[Stored items from a collection]
╔══

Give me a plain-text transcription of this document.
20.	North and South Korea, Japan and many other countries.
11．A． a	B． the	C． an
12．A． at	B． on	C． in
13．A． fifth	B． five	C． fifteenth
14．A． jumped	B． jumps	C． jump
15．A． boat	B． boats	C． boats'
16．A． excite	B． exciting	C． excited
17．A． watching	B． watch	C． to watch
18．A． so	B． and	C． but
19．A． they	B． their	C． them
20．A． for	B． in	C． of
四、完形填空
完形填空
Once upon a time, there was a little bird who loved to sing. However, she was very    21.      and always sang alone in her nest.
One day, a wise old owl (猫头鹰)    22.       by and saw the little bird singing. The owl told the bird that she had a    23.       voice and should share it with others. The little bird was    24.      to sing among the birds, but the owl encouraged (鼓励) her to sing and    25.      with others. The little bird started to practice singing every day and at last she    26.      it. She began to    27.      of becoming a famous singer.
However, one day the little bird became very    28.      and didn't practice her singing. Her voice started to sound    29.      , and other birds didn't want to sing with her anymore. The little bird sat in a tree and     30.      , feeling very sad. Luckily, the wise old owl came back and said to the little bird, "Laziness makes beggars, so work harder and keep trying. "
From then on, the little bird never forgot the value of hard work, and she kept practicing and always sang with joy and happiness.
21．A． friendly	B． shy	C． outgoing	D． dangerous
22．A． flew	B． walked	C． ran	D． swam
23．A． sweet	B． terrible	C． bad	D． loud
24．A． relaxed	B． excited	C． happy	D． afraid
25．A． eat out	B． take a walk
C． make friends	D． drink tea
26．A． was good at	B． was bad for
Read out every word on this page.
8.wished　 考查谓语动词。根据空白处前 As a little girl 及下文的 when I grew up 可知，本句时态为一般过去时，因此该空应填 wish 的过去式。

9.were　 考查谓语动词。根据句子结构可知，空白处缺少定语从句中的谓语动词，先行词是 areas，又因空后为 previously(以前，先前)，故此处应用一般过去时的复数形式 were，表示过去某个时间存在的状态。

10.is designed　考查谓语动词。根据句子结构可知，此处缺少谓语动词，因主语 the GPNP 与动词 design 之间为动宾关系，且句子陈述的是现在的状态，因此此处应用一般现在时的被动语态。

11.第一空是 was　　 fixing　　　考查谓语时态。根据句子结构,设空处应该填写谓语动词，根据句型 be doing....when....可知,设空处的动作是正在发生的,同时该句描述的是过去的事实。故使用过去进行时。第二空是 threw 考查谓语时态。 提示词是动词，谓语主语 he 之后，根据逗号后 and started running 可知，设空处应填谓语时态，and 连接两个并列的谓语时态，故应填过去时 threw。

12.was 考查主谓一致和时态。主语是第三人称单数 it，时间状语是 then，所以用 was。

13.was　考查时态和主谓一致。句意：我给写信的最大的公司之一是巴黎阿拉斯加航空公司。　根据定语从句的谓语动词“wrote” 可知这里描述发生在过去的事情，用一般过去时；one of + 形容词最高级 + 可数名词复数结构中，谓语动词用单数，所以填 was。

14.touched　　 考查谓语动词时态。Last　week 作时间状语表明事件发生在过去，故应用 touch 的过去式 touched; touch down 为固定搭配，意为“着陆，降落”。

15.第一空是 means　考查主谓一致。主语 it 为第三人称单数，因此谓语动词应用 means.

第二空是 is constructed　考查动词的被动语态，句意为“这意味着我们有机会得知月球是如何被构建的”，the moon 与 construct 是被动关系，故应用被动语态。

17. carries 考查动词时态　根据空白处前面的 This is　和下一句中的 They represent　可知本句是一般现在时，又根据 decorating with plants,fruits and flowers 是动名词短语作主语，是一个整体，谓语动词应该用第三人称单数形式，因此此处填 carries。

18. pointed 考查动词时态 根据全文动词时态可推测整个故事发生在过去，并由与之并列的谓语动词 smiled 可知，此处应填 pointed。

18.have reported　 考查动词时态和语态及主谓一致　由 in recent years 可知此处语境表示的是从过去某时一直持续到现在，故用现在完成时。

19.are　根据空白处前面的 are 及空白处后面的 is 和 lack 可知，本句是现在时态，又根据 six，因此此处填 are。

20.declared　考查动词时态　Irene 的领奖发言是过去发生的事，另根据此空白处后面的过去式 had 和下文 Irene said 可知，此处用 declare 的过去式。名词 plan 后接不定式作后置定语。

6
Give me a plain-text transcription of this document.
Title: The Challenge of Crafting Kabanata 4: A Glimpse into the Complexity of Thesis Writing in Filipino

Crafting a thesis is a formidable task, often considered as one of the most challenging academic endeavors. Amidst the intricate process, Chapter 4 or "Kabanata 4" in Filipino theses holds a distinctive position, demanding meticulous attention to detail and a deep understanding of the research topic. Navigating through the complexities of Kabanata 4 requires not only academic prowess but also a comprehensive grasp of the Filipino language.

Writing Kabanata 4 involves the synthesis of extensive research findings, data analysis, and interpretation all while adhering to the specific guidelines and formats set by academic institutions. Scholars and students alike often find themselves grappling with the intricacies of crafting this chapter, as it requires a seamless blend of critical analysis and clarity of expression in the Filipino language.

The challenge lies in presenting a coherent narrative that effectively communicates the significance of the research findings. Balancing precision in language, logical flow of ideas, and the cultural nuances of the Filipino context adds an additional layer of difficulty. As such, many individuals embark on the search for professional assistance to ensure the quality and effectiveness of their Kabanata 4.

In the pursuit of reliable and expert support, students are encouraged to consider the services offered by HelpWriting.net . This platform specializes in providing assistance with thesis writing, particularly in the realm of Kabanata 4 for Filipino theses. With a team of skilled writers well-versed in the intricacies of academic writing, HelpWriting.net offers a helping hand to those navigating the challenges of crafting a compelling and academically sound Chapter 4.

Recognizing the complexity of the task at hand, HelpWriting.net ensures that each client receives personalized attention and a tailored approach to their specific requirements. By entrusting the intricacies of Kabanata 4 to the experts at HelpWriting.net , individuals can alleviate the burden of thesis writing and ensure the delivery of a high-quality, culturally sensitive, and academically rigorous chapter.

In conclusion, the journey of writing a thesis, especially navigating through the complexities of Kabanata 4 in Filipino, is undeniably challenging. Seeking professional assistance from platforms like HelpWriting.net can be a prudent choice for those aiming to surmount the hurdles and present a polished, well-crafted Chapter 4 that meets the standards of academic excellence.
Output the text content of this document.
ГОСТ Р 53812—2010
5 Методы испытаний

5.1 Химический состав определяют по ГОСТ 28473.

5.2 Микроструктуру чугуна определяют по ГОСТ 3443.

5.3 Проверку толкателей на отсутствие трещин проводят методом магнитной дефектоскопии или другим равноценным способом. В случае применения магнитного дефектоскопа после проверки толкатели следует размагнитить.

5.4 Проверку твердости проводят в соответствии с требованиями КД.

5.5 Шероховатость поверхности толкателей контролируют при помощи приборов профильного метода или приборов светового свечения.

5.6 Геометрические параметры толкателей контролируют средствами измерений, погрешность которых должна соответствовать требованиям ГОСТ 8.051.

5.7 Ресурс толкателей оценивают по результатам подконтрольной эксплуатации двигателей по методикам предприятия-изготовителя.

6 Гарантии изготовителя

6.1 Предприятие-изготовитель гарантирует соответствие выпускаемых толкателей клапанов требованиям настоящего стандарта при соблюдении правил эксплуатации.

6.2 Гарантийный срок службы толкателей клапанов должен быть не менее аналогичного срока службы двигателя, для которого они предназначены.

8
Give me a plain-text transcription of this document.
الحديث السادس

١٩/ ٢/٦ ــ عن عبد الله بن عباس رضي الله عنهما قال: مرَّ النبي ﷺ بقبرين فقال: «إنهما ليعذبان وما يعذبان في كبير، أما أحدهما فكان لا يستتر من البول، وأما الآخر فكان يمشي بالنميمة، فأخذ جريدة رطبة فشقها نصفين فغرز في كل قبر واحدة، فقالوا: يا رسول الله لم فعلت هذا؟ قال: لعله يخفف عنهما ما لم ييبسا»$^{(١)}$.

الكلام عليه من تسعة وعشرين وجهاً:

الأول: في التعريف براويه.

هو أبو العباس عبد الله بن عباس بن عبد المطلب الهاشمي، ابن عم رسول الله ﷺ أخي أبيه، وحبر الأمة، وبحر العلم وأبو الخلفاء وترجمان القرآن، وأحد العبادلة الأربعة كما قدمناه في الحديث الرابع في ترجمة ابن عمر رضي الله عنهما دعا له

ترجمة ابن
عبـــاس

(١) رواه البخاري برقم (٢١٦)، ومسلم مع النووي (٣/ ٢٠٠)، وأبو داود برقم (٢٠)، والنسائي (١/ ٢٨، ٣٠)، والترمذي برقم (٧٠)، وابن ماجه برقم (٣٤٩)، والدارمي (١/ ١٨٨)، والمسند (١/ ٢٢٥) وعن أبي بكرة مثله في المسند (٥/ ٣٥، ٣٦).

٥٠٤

╚══

**STATED TASK**:
Of all the lines in the listing above, how many include "started"? Write only the number.

**RESPONSE TO THE EXERCISE**:
3